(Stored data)
####

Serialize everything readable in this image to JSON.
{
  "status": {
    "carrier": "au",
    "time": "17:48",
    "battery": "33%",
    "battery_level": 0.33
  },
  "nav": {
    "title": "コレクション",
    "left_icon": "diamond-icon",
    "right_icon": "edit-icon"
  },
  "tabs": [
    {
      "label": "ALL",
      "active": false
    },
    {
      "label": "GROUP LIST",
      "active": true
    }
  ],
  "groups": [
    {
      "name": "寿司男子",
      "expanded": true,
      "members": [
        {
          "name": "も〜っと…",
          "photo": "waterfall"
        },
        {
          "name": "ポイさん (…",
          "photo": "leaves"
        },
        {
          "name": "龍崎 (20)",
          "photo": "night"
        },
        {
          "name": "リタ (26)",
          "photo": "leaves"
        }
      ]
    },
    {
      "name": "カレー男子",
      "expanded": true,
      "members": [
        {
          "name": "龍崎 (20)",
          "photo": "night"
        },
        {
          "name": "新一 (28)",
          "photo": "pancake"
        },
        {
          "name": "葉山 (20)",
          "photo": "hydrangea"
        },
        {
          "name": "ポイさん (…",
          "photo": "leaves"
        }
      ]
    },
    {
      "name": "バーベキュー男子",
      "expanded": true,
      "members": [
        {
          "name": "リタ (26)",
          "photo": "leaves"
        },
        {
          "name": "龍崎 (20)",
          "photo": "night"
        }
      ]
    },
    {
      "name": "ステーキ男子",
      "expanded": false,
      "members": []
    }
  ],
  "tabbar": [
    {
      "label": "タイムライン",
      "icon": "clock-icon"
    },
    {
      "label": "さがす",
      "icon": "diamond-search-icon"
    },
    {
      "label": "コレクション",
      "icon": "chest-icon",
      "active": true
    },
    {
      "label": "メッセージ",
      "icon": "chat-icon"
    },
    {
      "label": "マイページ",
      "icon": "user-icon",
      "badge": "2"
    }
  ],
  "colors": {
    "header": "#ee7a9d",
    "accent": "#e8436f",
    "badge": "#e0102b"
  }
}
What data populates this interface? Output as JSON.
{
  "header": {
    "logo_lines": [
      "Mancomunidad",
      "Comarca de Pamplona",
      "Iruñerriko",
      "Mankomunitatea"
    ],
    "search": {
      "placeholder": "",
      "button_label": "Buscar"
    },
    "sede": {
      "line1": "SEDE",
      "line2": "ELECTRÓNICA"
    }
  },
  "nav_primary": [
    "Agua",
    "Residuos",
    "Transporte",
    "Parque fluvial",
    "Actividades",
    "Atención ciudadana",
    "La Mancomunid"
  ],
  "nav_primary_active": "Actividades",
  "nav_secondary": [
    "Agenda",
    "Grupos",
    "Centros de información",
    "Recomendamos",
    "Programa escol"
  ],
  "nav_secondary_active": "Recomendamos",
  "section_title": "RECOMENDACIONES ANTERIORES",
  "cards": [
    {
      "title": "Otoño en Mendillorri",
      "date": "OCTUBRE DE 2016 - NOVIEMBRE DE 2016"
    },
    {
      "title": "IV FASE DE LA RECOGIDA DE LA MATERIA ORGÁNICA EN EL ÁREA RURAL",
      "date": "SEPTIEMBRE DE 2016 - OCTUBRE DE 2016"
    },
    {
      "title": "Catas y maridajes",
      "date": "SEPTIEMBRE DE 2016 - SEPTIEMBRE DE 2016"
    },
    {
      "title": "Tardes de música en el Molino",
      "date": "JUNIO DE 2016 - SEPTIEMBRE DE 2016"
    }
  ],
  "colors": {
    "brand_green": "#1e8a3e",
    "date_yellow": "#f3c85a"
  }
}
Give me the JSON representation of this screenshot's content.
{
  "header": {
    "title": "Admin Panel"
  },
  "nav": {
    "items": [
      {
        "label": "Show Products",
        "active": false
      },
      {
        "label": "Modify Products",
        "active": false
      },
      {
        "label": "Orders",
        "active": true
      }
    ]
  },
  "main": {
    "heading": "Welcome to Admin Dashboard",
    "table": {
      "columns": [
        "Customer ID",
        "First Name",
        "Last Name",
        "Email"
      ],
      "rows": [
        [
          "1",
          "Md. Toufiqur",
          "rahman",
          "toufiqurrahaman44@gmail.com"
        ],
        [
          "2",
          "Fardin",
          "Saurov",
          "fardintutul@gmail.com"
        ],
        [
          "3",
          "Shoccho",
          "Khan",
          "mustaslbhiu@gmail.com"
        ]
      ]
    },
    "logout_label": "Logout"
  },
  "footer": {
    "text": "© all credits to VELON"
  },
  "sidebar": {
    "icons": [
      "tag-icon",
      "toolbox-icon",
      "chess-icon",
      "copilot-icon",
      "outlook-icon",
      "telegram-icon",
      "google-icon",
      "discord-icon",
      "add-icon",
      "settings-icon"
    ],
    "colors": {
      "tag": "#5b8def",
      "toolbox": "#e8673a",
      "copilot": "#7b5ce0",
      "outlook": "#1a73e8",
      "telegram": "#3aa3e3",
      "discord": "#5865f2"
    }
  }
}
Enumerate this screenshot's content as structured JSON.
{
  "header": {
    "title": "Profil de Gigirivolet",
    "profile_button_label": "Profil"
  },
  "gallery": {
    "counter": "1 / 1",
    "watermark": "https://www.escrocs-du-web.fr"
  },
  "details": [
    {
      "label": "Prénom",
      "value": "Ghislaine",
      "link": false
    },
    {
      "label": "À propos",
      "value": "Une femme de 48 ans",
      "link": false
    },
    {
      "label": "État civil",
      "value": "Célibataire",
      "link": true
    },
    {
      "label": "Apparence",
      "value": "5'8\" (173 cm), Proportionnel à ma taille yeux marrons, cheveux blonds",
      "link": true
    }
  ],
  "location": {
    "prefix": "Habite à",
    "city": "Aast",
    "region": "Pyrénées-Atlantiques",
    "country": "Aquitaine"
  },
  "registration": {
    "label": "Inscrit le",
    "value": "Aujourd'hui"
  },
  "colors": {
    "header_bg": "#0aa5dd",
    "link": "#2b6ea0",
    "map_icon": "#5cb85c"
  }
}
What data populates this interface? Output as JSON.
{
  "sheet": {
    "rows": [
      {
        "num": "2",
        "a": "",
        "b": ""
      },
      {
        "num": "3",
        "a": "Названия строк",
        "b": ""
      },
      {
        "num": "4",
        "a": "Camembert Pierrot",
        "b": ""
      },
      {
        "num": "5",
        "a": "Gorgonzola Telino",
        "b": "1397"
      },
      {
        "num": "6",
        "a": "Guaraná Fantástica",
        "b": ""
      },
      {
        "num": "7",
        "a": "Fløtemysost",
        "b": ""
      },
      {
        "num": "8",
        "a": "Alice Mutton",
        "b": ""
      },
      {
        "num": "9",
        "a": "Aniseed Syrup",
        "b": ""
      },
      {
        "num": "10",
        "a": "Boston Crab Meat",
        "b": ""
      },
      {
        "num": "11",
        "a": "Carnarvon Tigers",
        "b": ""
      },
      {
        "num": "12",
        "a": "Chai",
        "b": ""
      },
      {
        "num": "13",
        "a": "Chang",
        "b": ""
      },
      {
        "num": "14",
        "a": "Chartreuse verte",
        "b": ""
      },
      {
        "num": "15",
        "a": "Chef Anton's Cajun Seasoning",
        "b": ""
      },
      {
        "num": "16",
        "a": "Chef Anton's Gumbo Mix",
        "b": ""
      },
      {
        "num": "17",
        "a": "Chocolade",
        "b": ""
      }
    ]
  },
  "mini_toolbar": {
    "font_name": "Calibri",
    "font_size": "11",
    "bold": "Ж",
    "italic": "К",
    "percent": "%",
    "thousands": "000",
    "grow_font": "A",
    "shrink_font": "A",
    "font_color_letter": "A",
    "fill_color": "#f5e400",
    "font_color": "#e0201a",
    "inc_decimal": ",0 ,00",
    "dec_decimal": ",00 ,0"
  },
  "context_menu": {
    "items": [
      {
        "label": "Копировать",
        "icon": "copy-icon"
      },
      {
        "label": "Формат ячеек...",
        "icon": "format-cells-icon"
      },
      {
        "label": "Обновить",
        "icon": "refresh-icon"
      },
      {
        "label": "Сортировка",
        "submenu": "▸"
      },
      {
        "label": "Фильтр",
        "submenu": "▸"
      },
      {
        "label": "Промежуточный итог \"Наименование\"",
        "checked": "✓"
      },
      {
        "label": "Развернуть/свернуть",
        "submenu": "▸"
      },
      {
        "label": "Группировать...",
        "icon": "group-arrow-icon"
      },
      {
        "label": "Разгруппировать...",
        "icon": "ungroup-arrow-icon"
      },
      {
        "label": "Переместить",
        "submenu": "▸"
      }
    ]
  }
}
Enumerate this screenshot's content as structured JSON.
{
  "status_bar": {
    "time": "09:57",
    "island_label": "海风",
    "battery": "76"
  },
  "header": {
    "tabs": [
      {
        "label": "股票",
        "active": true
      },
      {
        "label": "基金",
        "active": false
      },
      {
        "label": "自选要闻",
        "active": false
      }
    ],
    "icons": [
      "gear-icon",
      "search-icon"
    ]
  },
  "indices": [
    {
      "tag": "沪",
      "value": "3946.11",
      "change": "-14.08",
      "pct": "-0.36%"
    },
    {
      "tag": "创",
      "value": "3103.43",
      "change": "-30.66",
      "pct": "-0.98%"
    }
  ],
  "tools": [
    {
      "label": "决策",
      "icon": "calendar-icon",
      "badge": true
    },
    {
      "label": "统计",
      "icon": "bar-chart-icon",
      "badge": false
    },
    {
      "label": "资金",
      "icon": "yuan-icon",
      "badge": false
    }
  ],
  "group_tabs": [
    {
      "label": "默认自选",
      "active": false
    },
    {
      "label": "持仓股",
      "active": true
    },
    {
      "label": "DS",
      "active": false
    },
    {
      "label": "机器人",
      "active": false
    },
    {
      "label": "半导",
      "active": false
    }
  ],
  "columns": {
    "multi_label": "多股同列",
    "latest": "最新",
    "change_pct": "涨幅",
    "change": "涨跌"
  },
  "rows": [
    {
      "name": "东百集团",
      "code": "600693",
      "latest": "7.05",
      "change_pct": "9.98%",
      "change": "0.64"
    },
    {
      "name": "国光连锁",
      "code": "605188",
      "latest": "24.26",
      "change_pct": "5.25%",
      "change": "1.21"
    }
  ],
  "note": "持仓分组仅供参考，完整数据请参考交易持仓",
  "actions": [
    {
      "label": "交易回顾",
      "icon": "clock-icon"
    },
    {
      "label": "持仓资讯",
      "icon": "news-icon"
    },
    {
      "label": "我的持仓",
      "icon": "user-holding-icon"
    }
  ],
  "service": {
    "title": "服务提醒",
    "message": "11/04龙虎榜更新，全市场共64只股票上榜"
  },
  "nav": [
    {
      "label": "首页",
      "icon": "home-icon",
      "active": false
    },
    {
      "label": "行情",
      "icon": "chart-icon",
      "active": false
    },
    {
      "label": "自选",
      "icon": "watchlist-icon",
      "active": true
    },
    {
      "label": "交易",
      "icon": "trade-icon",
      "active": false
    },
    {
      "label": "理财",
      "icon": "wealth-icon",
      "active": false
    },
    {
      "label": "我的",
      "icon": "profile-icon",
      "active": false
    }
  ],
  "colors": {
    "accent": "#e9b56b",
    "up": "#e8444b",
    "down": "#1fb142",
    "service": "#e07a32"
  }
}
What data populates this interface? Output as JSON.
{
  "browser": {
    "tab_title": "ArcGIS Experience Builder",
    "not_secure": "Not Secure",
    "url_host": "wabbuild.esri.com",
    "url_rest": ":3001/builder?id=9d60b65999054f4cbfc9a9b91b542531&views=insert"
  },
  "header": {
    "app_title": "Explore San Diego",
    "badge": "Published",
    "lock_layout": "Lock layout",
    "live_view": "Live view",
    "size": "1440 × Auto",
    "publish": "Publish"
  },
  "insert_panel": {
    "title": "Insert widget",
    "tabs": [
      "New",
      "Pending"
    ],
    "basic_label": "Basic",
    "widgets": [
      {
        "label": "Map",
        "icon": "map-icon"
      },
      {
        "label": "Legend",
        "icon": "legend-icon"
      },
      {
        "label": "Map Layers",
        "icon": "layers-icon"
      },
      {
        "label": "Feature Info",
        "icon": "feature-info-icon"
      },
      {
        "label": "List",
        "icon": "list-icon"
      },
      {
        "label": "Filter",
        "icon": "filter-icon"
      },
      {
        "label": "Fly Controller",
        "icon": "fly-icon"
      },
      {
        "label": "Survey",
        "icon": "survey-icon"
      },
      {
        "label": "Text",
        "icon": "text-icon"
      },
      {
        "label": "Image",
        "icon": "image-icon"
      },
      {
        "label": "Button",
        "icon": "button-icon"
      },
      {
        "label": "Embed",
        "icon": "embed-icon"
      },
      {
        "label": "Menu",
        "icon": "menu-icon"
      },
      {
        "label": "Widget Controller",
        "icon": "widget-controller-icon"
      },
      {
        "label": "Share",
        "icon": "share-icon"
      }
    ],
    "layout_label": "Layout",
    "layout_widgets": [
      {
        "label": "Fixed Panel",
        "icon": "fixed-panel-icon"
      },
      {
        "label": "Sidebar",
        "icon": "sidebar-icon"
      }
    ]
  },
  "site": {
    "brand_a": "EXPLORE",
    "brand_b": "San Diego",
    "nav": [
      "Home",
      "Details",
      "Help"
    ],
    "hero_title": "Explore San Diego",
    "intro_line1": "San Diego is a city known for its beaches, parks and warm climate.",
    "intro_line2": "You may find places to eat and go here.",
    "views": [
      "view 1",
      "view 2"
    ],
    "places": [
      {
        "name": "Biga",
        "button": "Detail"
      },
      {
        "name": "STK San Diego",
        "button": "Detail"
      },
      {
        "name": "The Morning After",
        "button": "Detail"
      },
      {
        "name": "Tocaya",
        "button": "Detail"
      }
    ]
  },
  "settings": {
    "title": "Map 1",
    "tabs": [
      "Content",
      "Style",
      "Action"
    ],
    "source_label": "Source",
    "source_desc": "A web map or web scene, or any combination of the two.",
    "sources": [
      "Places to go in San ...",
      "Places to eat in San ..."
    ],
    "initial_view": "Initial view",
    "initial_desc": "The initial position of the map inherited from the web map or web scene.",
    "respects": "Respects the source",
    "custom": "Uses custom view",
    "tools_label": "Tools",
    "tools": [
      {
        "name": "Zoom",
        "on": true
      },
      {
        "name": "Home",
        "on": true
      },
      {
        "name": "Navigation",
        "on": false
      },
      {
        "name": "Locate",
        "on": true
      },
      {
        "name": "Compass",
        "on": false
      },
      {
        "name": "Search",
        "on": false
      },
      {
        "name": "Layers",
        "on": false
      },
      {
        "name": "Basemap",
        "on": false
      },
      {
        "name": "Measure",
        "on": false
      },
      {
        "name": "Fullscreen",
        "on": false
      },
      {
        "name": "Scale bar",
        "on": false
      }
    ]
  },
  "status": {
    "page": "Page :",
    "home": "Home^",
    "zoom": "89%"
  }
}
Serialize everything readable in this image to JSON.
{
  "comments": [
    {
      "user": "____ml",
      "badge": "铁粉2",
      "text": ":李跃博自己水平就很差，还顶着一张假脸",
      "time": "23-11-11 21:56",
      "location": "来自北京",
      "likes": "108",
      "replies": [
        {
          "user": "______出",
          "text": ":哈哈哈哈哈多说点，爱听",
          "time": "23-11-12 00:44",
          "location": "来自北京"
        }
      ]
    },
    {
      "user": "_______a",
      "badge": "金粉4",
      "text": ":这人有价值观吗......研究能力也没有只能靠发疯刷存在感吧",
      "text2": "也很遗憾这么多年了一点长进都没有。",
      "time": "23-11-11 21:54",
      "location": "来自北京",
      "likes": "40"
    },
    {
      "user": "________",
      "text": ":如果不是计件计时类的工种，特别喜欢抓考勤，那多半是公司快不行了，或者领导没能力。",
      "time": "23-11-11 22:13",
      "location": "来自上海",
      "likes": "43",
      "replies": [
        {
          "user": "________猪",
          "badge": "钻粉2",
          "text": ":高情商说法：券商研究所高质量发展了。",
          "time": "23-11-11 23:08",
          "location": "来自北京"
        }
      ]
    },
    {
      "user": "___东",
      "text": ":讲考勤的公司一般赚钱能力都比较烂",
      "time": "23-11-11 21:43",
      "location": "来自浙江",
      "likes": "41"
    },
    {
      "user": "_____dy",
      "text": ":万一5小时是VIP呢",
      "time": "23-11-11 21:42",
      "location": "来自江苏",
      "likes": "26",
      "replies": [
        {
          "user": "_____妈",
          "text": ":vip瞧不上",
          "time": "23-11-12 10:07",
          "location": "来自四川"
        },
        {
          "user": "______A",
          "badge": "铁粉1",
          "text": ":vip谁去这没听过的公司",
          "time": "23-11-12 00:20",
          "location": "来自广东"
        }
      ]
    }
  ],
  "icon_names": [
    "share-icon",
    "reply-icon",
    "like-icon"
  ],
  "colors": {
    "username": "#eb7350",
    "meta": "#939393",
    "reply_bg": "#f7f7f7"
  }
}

####

• [Given instruction]:
Gather all lines from the listing above in which "value" occurs.

• [Finished answer]:
      "value": "Ghislaine",
      "value": "Une femme de 48 ans",
      "value": "Célibataire",
      "value": "5'8\" (173 cm), Proportionnel à ma taille yeux marrons, cheveux blonds",
    "value": "Aujourd'hui"
      "value": "3946.11",
      "value": "3103.43",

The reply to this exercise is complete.